▶ **REQUIREMENTS**: Scan the listing below for the word "Engineering" and state how many lines hold it. Write nothing but the number.

▶ **SUPPLIED RECORDS**:
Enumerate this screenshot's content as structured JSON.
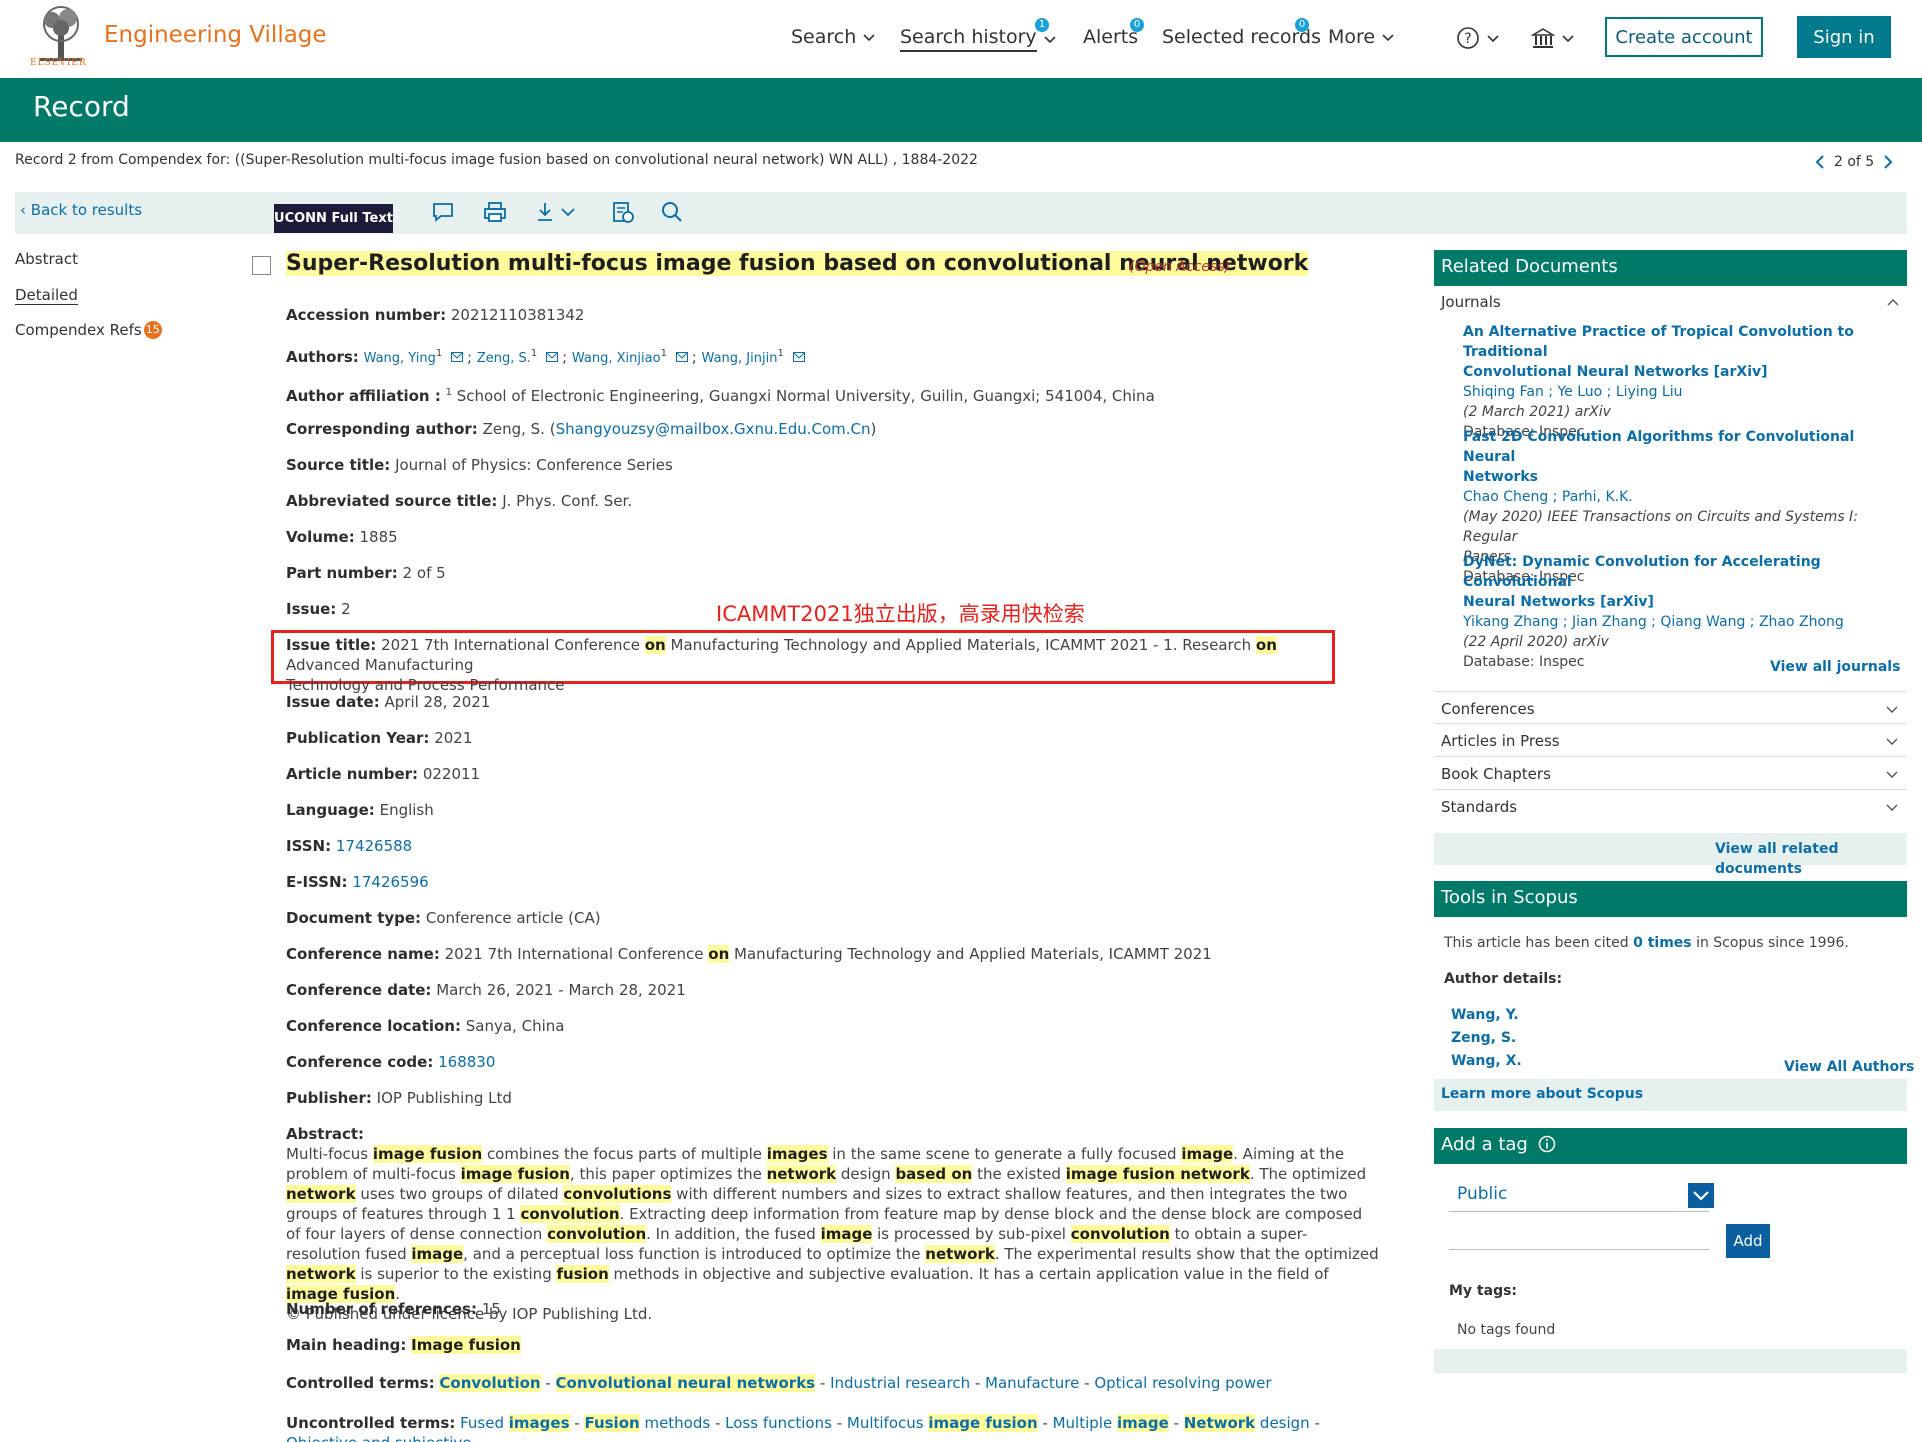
{
  "header": {
    "brand": "Engineering Village",
    "publisher_word": "ELSEVIER",
    "nav": {
      "search": "Search",
      "history": "Search history",
      "history_count": "1",
      "alerts": "Alerts",
      "alerts_count": "0",
      "selected": "Selected records",
      "selected_count": "0",
      "more": "More"
    },
    "create_account": "Create account",
    "sign_in": "Sign in"
  },
  "band": {
    "title": "Record"
  },
  "record": {
    "line": "Record 2 from Compendex for: ((Super-Resolution multi-focus image fusion based on convolutional   neural   network) WN ALL) , 1884-2022",
    "pager": "2 of 5"
  },
  "toolbar": {
    "back": "Back to results",
    "fulltext": "UCONN Full Text"
  },
  "rail": {
    "abstract": "Abstract",
    "detailed": "Detailed",
    "refs": "Compendex Refs",
    "refs_count": "15"
  },
  "doc": {
    "title": "Super-Resolution multi-focus image fusion based on convolutional neural network",
    "open_access": "Open Access",
    "accession_label": "Accession number:",
    "accession": "20212110381342",
    "authors_label": "Authors:",
    "authors": [
      "Wang, Ying",
      "Zeng, S.",
      "Wang, Xinjiao",
      "Wang, Jinjin"
    ],
    "author_sup": "1",
    "affiliation_label": "Author affiliation :",
    "affiliation": "School of Electronic Engineering, Guangxi Normal University, Guilin, Guangxi; 541004, China",
    "corresponding_label": "Corresponding author:",
    "corresponding": "Zeng, S.",
    "corresponding_email": "Shangyouzsy@mailbox.Gxnu.Edu.Com.Cn",
    "source_label": "Source title:",
    "source": "Journal of Physics: Conference Series",
    "abbr_label": "Abbreviated source title:",
    "abbr": "J. Phys. Conf. Ser.",
    "volume_label": "Volume:",
    "volume": "1885",
    "part_label": "Part number:",
    "part": "2 of 5",
    "issue_label": "Issue:",
    "issue": "2",
    "annotation": "ICAMMT2021独立出版，高录用快检索",
    "issue_title_label": "Issue title:",
    "issue_title_1": "2021 7th International Conference",
    "issue_title_on": "on",
    "issue_title_2": "Manufacturing Technology and Applied Materials, ICAMMT 2021 - 1. Research",
    "issue_title_3": "Advanced Manufacturing",
    "issue_title_4": "Technology and Process Performance",
    "issue_date_label": "Issue date:",
    "issue_date": "April 28, 2021",
    "pub_year_label": "Publication Year:",
    "pub_year": "2021",
    "article_label": "Article number:",
    "article": "022011",
    "language_label": "Language:",
    "language": "English",
    "issn_label": "ISSN:",
    "issn": "17426588",
    "eissn_label": "E-ISSN:",
    "eissn": "17426596",
    "doctype_label": "Document type:",
    "doctype": "Conference article (CA)",
    "conf_name_label": "Conference name:",
    "conf_name_1": "2021 7th International Conference",
    "conf_name_on": "on",
    "conf_name_2": "Manufacturing Technology and Applied Materials, ICAMMT 2021",
    "conf_date_label": "Conference date:",
    "conf_date": "March 26, 2021 - March 28, 2021",
    "conf_loc_label": "Conference location:",
    "conf_loc": "Sanya, China",
    "conf_code_label": "Conference code:",
    "conf_code": "168830",
    "publisher_label": "Publisher:",
    "publisher": "IOP Publishing Ltd",
    "abstract_label": "Abstract:",
    "abstract_parts": [
      {
        "t": "Multi-focus "
      },
      {
        "h": "image fusion"
      },
      {
        "t": " combines the focus parts of multiple "
      },
      {
        "h": "images"
      },
      {
        "t": " in the same scene to generate a fully focused "
      },
      {
        "h": "image"
      },
      {
        "t": ". Aiming at the problem of multi-focus "
      },
      {
        "h": "image fusion"
      },
      {
        "t": ", this paper optimizes the "
      },
      {
        "h": "network"
      },
      {
        "t": " design "
      },
      {
        "h": "based on"
      },
      {
        "t": " the existed "
      },
      {
        "h": "image fusion network"
      },
      {
        "t": ". The optimized "
      },
      {
        "h": "network"
      },
      {
        "t": " uses two groups of dilated "
      },
      {
        "h": "convolutions"
      },
      {
        "t": " with different numbers and sizes to extract shallow features, and then integrates the two groups of features through 1 1 "
      },
      {
        "h": "convolution"
      },
      {
        "t": ". Extracting deep information from feature map by dense block and the dense block are composed of four layers of dense connection "
      },
      {
        "h": "convolution"
      },
      {
        "t": ". In addition, the fused "
      },
      {
        "h": "image"
      },
      {
        "t": " is processed by sub-pixel "
      },
      {
        "h": "convolution"
      },
      {
        "t": " to obtain a super-resolution fused "
      },
      {
        "h": "image"
      },
      {
        "t": ", and a perceptual loss function is introduced to optimize the "
      },
      {
        "h": "network"
      },
      {
        "t": ". The experimental results show that the optimized "
      },
      {
        "h": "network"
      },
      {
        "t": " is superior to the existing "
      },
      {
        "h": "fusion"
      },
      {
        "t": " methods in objective and subjective evaluation. It has a certain application value in the field of "
      },
      {
        "h": "image fusion"
      },
      {
        "t": "."
      }
    ],
    "copyright": "© Published under licence by IOP Publishing Ltd.",
    "num_refs_label": "Number of references:",
    "num_refs": "15",
    "main_heading_label": "Main heading:",
    "main_heading": "Image fusion",
    "controlled_label": "Controlled terms:",
    "controlled": [
      {
        "h": "Convolution"
      },
      {
        "h": "Convolutional neural networks"
      },
      {
        "t": "Industrial research"
      },
      {
        "t": "Manufacture"
      },
      {
        "t": "Optical resolving power"
      }
    ],
    "uncontrolled_label": "Uncontrolled terms:",
    "uncontrolled": [
      [
        {
          "t": "Fused "
        },
        {
          "h": "images"
        }
      ],
      [
        {
          "h": "Fusion"
        },
        {
          "t": " methods"
        }
      ],
      [
        {
          "t": "Loss functions"
        }
      ],
      [
        {
          "t": "Multifocus "
        },
        {
          "h": "image fusion"
        }
      ],
      [
        {
          "t": "Multiple "
        },
        {
          "h": "image"
        }
      ],
      [
        {
          "h": "Network"
        },
        {
          "t": " design"
        }
      ],
      [
        {
          "t": "Objective and subjective"
        }
      ]
    ]
  },
  "related": {
    "head": "Related Documents",
    "journals_label": "Journals",
    "journals": [
      {
        "title_1": "An Alternative Practice of Tropical Convolution to Traditional",
        "title_2": "Convolutional Neural Networks [arXiv]",
        "authors": "Shiqing Fan ; Ye Luo ; Liying Liu",
        "meta_1": "(2 March 2021) arXiv",
        "db": "Database: Inspec"
      },
      {
        "title_1": "Fast 2D Convolution Algorithms for Convolutional Neural",
        "title_2": "Networks",
        "authors": "Chao Cheng ; Parhi, K.K.",
        "meta_1": "(May 2020) IEEE Transactions on Circuits and Systems I: Regular",
        "meta_2": "Papers",
        "db": "Database: Inspec"
      },
      {
        "title_1": "DyNet: Dynamic Convolution for Accelerating Convolutional",
        "title_2": "Neural Networks [arXiv]",
        "authors": "Yikang Zhang ; Jian Zhang ; Qiang Wang ; Zhao Zhong",
        "meta_1": "(22 April 2020) arXiv",
        "db": "Database: Inspec"
      }
    ],
    "view_journals": "View all journals",
    "sections": [
      "Conferences",
      "Articles in Press",
      "Book Chapters",
      "Standards"
    ],
    "view_all": "View all related documents"
  },
  "scopus": {
    "head": "Tools in Scopus",
    "cited_1": "This article has been cited",
    "cited_link": "0 times",
    "cited_2": "in Scopus since 1996.",
    "author_details": "Author details:",
    "authors": [
      "Wang, Y.",
      "Zeng, S.",
      "Wang, X."
    ],
    "view_all_authors": "View All Authors",
    "learn_more": "Learn more about Scopus"
  },
  "tag": {
    "head": "Add a tag",
    "select_value": "Public",
    "add": "Add",
    "my_tags": "My tags:",
    "no_tags": "No tags found"
  },
  "colors": {
    "brand_orange": "#e9711c",
    "band_green": "#007a68",
    "link_blue": "#0c6ea8",
    "highlight": "#fffb9c",
    "annotation_red": "#e8211c"
  }
}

▶ **THE SOLUTION**: 2